-- Begin Records for the task --
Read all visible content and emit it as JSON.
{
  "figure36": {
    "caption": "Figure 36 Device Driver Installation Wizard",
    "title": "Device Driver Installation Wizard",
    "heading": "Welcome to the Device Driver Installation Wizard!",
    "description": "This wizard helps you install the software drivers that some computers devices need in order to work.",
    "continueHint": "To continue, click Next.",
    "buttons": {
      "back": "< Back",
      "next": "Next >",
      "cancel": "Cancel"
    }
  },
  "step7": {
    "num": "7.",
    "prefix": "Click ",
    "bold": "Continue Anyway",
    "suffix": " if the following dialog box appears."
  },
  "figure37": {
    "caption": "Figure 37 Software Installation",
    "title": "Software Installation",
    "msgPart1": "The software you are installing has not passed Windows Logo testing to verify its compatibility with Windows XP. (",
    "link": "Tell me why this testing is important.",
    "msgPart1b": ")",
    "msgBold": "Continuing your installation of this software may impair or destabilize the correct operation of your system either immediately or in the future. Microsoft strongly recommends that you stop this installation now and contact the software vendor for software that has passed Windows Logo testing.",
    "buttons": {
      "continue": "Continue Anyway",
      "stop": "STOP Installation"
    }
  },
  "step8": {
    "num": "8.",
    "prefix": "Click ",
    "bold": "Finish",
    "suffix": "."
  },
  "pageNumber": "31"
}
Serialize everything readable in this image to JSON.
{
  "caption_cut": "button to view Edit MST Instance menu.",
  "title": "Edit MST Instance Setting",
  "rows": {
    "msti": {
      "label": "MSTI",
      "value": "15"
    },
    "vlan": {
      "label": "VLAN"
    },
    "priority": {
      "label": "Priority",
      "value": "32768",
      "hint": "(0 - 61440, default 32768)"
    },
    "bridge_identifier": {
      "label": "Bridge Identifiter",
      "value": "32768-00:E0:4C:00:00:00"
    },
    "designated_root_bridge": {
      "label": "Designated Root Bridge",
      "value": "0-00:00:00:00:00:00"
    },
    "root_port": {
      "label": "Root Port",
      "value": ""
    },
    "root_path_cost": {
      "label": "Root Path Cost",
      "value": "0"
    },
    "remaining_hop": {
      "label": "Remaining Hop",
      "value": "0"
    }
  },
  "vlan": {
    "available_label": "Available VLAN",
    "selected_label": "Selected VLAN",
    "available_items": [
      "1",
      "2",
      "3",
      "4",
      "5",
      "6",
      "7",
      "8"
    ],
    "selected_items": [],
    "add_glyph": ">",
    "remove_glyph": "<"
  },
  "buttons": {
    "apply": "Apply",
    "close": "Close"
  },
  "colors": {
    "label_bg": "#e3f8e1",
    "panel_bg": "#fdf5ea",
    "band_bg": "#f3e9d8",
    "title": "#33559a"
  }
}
-- End Records for the task --
Set task: Within the entries above, work out how many lines contain the word "JSON". The number alone is the answer.

Full answer: 2